▸ Data to use
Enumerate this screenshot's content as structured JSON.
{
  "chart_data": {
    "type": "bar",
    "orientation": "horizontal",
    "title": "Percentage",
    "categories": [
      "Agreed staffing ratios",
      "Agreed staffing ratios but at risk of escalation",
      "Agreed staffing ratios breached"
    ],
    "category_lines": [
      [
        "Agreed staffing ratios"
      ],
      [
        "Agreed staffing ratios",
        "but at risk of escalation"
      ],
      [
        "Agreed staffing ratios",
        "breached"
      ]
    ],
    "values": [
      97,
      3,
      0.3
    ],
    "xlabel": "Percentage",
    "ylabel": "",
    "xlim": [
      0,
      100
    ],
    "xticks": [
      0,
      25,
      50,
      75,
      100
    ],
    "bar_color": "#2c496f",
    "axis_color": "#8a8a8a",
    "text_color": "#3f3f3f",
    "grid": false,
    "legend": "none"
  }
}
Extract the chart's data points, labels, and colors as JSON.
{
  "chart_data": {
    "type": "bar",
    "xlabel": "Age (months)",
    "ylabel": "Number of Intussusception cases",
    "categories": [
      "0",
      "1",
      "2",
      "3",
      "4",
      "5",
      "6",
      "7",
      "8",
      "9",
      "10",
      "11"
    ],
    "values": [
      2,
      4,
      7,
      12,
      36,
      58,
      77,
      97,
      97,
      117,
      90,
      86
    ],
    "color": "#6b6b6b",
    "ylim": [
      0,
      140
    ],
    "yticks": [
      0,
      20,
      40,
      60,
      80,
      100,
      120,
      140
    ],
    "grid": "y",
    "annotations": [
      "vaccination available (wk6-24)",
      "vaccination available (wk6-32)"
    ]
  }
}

▸ Task to complete
Determine the number of lines containing "Percentage". Write only that number.

▸ Complete response
2